***** Extracted information

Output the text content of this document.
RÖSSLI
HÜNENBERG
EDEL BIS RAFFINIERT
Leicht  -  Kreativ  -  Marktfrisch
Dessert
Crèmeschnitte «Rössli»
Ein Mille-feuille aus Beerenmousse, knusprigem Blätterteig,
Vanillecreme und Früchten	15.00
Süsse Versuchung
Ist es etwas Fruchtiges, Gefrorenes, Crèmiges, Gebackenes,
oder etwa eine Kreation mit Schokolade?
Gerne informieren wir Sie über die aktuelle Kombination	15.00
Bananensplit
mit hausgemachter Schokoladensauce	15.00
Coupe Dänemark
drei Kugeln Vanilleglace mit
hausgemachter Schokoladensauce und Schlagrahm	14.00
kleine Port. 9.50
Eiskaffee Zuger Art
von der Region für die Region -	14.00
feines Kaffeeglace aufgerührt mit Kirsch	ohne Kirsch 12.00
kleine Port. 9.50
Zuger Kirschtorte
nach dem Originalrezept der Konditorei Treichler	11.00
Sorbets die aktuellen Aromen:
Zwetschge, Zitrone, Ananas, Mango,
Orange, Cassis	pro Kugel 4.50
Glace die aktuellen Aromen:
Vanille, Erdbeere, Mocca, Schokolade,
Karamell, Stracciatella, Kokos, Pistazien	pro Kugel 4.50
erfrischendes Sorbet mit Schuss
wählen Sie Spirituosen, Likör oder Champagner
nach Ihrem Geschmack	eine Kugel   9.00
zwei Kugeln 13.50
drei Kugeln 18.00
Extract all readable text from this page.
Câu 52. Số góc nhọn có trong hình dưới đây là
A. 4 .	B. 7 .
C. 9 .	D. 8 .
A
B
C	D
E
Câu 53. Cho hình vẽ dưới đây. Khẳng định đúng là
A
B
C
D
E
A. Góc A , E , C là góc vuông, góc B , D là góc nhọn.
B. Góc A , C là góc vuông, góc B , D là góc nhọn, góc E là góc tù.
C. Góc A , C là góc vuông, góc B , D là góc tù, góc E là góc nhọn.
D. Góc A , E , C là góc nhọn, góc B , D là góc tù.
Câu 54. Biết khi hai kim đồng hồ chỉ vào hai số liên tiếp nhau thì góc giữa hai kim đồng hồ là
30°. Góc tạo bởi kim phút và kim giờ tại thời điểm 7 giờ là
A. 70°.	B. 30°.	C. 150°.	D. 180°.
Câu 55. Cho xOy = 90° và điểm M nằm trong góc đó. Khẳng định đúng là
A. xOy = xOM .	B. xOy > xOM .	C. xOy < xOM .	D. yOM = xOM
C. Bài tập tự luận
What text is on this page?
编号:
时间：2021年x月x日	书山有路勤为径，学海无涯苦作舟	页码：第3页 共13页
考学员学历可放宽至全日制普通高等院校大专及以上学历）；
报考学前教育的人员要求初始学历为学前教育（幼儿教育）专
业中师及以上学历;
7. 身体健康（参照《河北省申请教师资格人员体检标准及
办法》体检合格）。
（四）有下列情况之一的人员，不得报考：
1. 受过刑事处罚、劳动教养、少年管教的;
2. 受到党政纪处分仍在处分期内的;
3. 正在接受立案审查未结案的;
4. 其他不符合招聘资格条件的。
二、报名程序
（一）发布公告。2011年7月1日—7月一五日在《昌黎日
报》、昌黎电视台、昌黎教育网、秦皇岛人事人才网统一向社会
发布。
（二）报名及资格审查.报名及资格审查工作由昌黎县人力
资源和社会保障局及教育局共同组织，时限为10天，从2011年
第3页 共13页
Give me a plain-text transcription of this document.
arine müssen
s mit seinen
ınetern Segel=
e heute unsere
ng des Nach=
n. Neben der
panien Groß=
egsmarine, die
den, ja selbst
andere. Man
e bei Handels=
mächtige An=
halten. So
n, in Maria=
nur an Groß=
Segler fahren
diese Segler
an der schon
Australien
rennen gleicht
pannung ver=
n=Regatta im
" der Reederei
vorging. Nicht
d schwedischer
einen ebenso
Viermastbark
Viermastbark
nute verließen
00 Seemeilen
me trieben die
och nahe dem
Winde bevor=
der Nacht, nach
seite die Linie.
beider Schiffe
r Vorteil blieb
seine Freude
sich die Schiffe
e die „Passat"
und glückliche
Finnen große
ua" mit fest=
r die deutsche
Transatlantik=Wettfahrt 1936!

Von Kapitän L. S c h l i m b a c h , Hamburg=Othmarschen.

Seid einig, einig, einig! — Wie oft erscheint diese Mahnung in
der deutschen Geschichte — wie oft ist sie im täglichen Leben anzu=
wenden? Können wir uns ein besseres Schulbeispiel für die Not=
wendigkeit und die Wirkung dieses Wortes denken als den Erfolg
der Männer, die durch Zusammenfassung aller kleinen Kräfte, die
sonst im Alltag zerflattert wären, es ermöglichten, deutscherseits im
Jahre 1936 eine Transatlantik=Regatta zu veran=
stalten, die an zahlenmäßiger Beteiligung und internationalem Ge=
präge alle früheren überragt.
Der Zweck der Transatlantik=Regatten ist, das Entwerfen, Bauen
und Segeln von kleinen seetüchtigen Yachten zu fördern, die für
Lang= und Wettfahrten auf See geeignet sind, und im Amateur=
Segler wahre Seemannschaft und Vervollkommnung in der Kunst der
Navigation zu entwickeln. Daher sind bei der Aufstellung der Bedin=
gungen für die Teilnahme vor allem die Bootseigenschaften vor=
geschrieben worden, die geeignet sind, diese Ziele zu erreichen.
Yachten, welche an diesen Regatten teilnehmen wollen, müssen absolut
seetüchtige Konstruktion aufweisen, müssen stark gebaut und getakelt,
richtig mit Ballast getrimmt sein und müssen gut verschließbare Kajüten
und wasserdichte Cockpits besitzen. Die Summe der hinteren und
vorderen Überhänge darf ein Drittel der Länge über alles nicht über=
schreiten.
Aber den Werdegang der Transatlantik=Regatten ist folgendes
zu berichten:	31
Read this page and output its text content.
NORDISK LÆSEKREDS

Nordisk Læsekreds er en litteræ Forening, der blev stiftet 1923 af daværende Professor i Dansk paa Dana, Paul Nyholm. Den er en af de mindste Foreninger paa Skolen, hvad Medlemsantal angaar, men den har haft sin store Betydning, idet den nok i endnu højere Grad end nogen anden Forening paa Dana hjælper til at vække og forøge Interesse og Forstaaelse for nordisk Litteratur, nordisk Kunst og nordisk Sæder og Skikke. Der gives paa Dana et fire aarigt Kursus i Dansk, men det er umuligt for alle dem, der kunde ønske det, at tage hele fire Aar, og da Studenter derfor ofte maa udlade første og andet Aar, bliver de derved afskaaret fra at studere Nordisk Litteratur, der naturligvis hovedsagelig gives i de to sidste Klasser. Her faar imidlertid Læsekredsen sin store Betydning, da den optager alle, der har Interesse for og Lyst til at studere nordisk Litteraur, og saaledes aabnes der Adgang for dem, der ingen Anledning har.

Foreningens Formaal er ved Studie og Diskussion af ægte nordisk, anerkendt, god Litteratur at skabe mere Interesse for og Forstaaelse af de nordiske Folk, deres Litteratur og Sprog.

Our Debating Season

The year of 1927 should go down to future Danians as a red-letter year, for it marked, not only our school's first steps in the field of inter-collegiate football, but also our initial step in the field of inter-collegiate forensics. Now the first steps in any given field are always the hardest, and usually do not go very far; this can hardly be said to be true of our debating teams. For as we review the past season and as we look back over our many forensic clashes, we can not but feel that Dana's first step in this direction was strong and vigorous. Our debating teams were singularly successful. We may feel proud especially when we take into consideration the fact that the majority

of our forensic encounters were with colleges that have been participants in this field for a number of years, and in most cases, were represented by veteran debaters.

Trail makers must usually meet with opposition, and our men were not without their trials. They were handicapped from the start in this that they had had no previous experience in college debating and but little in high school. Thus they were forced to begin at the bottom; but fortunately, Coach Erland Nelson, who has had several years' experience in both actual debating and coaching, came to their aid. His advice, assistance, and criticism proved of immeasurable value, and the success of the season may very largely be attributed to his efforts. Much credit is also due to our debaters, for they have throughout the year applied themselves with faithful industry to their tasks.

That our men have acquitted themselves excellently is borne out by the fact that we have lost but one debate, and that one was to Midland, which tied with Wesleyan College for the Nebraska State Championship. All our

**********

Task objective -
Pick each line holding the word "hausgemachter" out of the data and copy it.

Result of the exercise -
mit hausgemachter Schokoladensauce	15.00
hausgemachter Schokoladensauce und Schlagrahm	14.00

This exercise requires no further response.